SOURCE RECORDS »

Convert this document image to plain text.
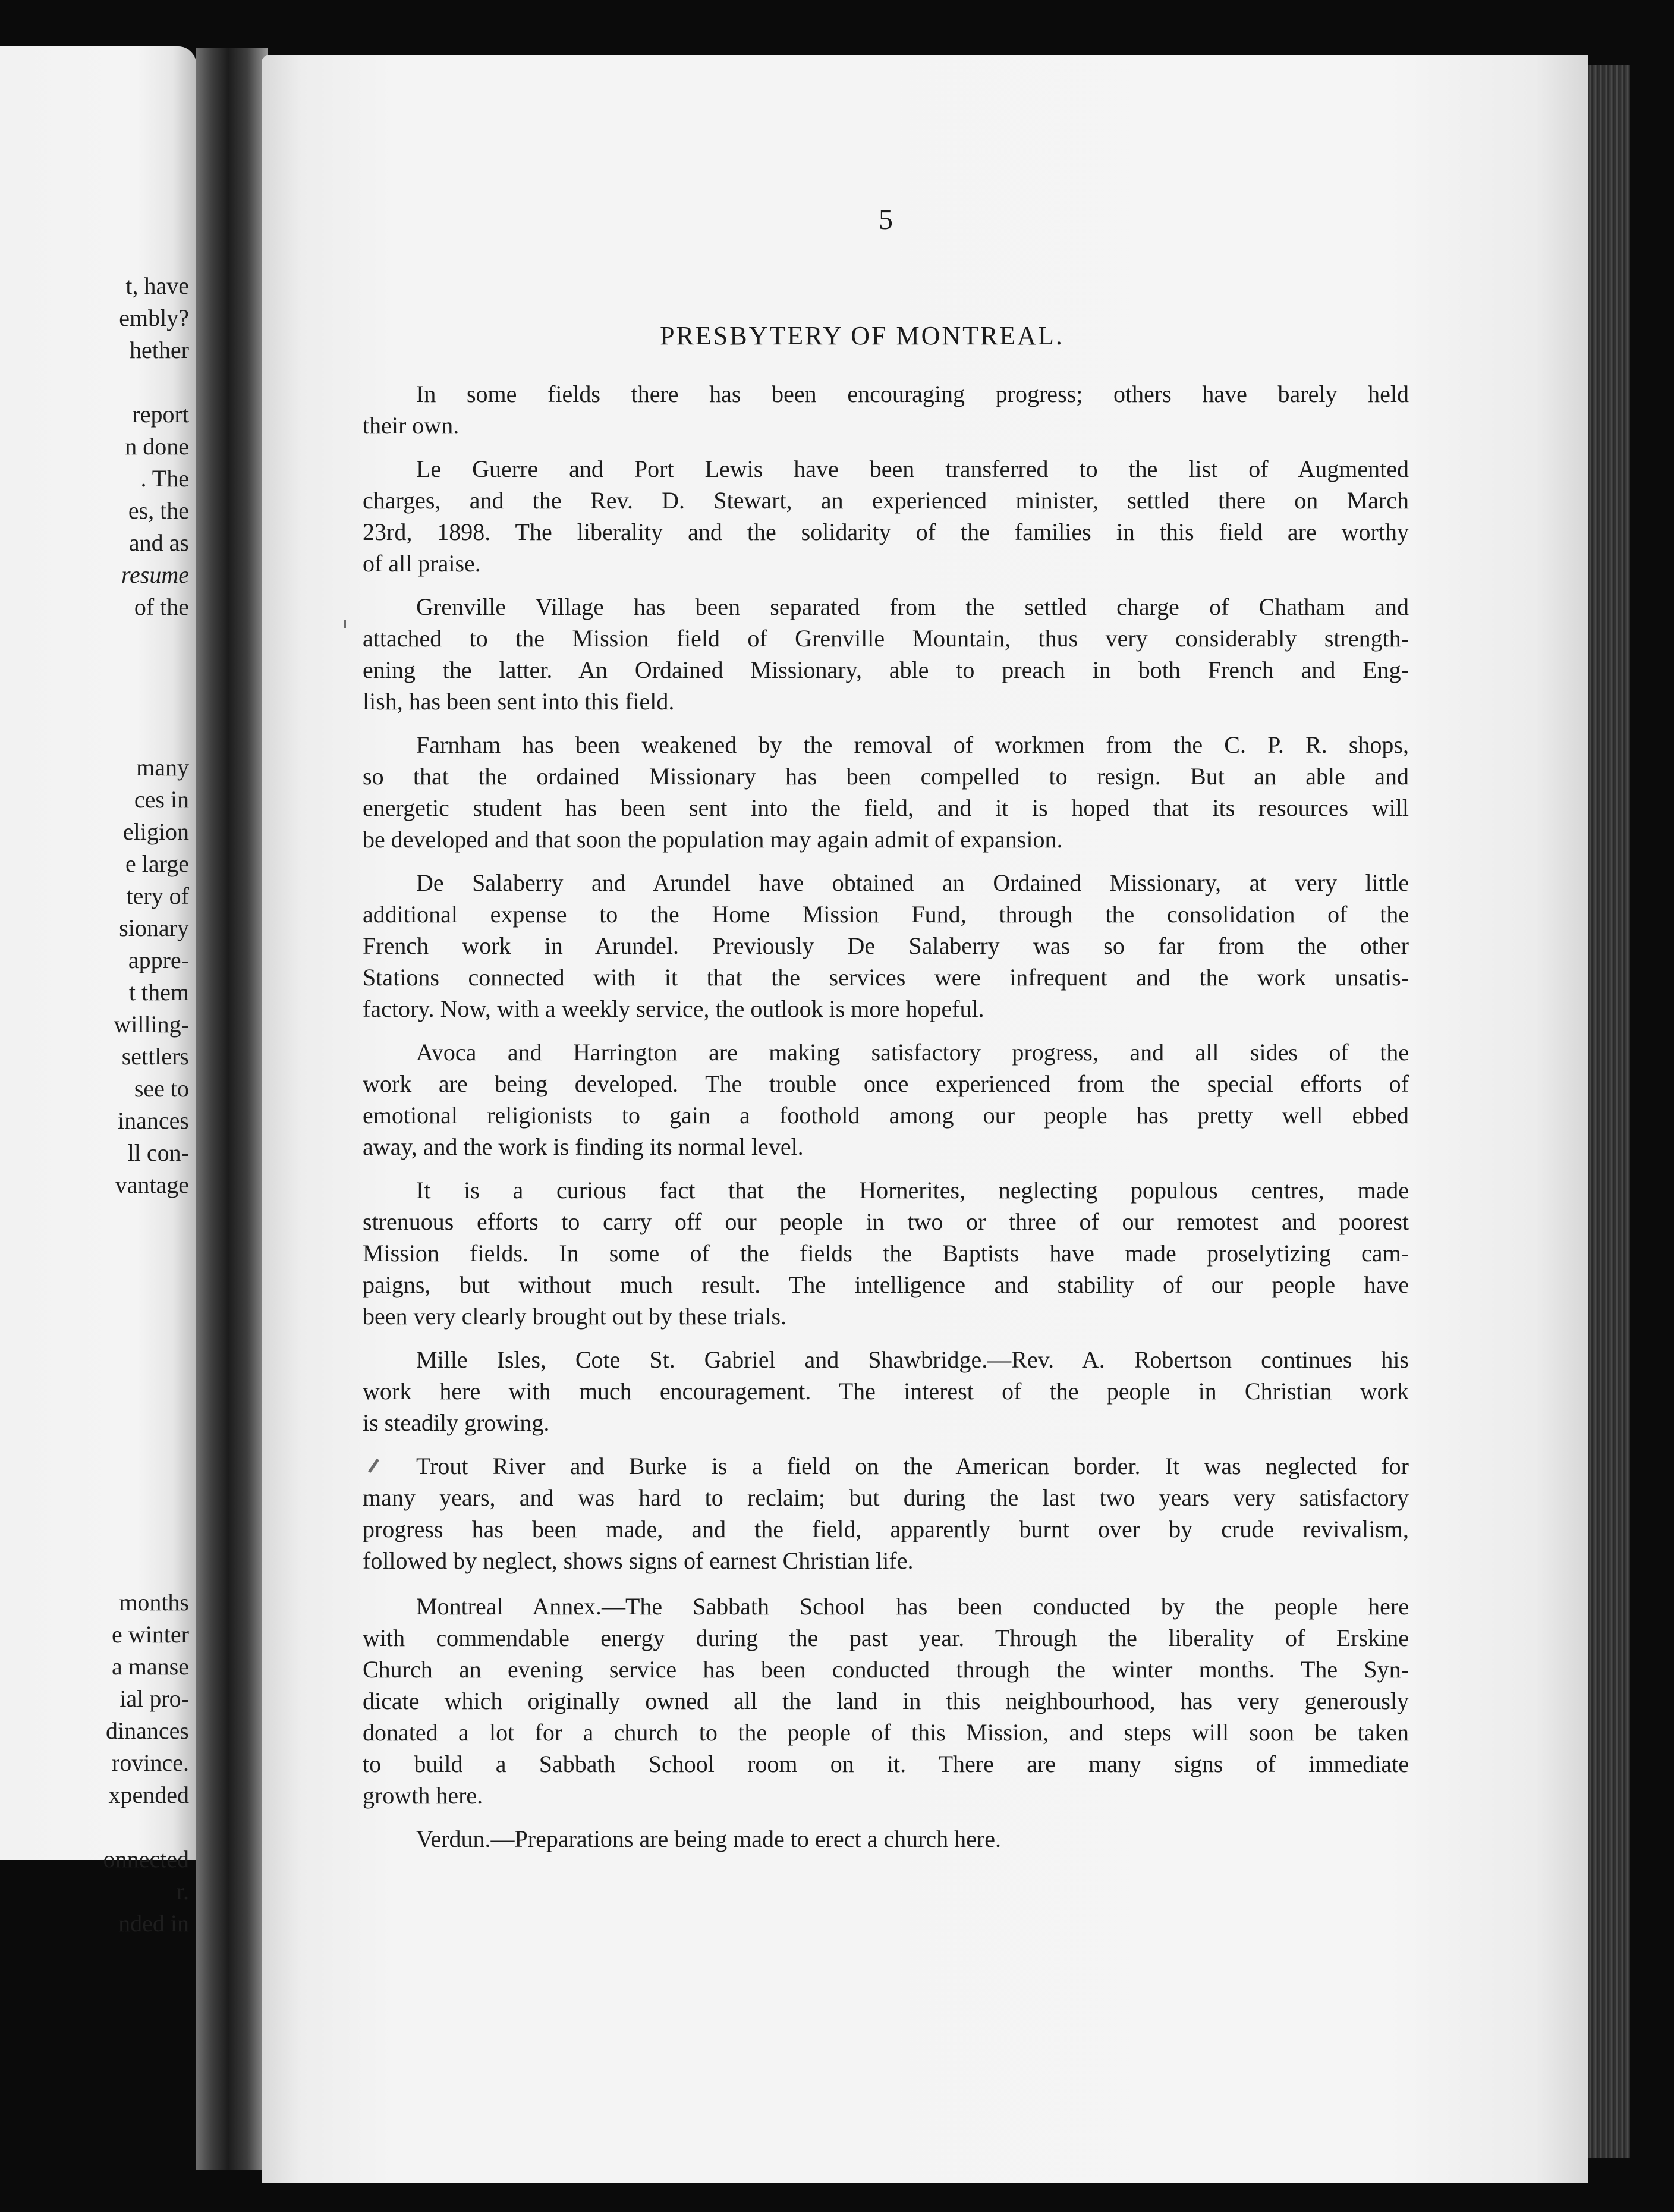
t, have
embly?
hether
report
n done
. The
es, the
and as
resume
of the
many
ces in
eligion
e large
tery of
sionary
appre-
t them
willing-
settlers
see to
inances
ll con-
vantage
months
e winter
a manse
ial pro-
dinances
rovince.
xpended
onnected
r.
nded in
5
PRESBYTERY OF MONTREAL.
In some fields there has been encouraging progress; others have barely held
their own.
Le Guerre and Port Lewis have been transferred to the list of Augmented
charges, and the Rev. D. Stewart, an experienced minister, settled there on March
23rd, 1898. The liberality and the solidarity of the families in this field are worthy
of all praise.
Grenville Village has been separated from the settled charge of Chatham and
attached to the Mission field of Grenville Mountain, thus very considerably strength-
ening the latter. An Ordained Missionary, able to preach in both French and Eng-
lish, has been sent into this field.
Farnham has been weakened by the removal of workmen from the C. P. R. shops,
so that the ordained Missionary has been compelled to resign. But an able and
energetic student has been sent into the field, and it is hoped that its resources will
be developed and that soon the population may again admit of expansion.
De Salaberry and Arundel have obtained an Ordained Missionary, at very little
additional expense to the Home Mission Fund, through the consolidation of the
French work in Arundel. Previously De Salaberry was so far from the other
Stations connected with it that the services were infrequent and the work unsatis-
factory. Now, with a weekly service, the outlook is more hopeful.
Avoca and Harrington are making satisfactory progress, and all sides of the
work are being developed. The trouble once experienced from the special efforts of
emotional religionists to gain a foothold among our people has pretty well ebbed
away, and the work is finding its normal level.
It is a curious fact that the Hornerites, neglecting populous centres, made
strenuous efforts to carry off our people in two or three of our remotest and poorest
Mission fields. In some of the fields the Baptists have made proselytizing cam-
paigns, but without much result. The intelligence and stability of our people have
been very clearly brought out by these trials.
Mille Isles, Cote St. Gabriel and Shawbridge.—Rev. A. Robertson continues his
work here with much encouragement. The interest of the people in Christian work
is steadily growing.
Trout River and Burke is a field on the American border. It was neglected for
many years, and was hard to reclaim; but during the last two years very satisfactory
progress has been made, and the field, apparently burnt over by crude revivalism,
followed by neglect, shows signs of earnest Christian life.
Montreal Annex.—The Sabbath School has been conducted by the people here
with commendable energy during the past year. Through the liberality of Erskine
Church an evening service has been conducted through the winter months. The Syn-
dicate which originally owned all the land in this neighbourhood, has very generously
donated a lot for a church to the people of this Mission, and steps will soon be taken
to build a Sabbath School room on it. There are many signs of immediate
growth here.
Verdun.—Preparations are being made to erect a church here.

REQUIRED TASK » The records above must be echoed exactly, minus their pictures.

CORRECT OUTPUT »
Convert this document image to plain text.
t, have
embly?
hether
report
n done
. The
es, the
and as
resume
of the
many
ces in
eligion
e large
tery of
sionary
appre-
t them
willing-
settlers
see to
inances
ll con-
vantage
months
e winter
a manse
ial pro-
dinances
rovince.
xpended
onnected
r.
nded in
5
PRESBYTERY OF MONTREAL.
In some fields there has been encouraging progress; others have barely held
their own.
Le Guerre and Port Lewis have been transferred to the list of Augmented
charges, and the Rev. D. Stewart, an experienced minister, settled there on March
23rd, 1898. The liberality and the solidarity of the families in this field are worthy
of all praise.
Grenville Village has been separated from the settled charge of Chatham and
attached to the Mission field of Grenville Mountain, thus very considerably strength-
ening the latter. An Ordained Missionary, able to preach in both French and Eng-
lish, has been sent into this field.
Farnham has been weakened by the removal of workmen from the C. P. R. shops,
so that the ordained Missionary has been compelled to resign. But an able and
energetic student has been sent into the field, and it is hoped that its resources will
be developed and that soon the population may again admit of expansion.
De Salaberry and Arundel have obtained an Ordained Missionary, at very little
additional expense to the Home Mission Fund, through the consolidation of the
French work in Arundel. Previously De Salaberry was so far from the other
Stations connected with it that the services were infrequent and the work unsatis-
factory. Now, with a weekly service, the outlook is more hopeful.
Avoca and Harrington are making satisfactory progress, and all sides of the
work are being developed. The trouble once experienced from the special efforts of
emotional religionists to gain a foothold among our people has pretty well ebbed
away, and the work is finding its normal level.
It is a curious fact that the Hornerites, neglecting populous centres, made
strenuous efforts to carry off our people in two or three of our remotest and poorest
Mission fields. In some of the fields the Baptists have made proselytizing cam-
paigns, but without much result. The intelligence and stability of our people have
been very clearly brought out by these trials.
Mille Isles, Cote St. Gabriel and Shawbridge.—Rev. A. Robertson continues his
work here with much encouragement. The interest of the people in Christian work
is steadily growing.
Trout River and Burke is a field on the American border. It was neglected for
many years, and was hard to reclaim; but during the last two years very satisfactory
progress has been made, and the field, apparently burnt over by crude revivalism,
followed by neglect, shows signs of earnest Christian life.
Montreal Annex.—The Sabbath School has been conducted by the people here
with commendable energy during the past year. Through the liberality of Erskine
Church an evening service has been conducted through the winter months. The Syn-
dicate which originally owned all the land in this neighbourhood, has very generously
donated a lot for a church to the people of this Mission, and steps will soon be taken
to build a Sabbath School room on it. There are many signs of immediate
growth here.
Verdun.—Preparations are being made to erect a church here.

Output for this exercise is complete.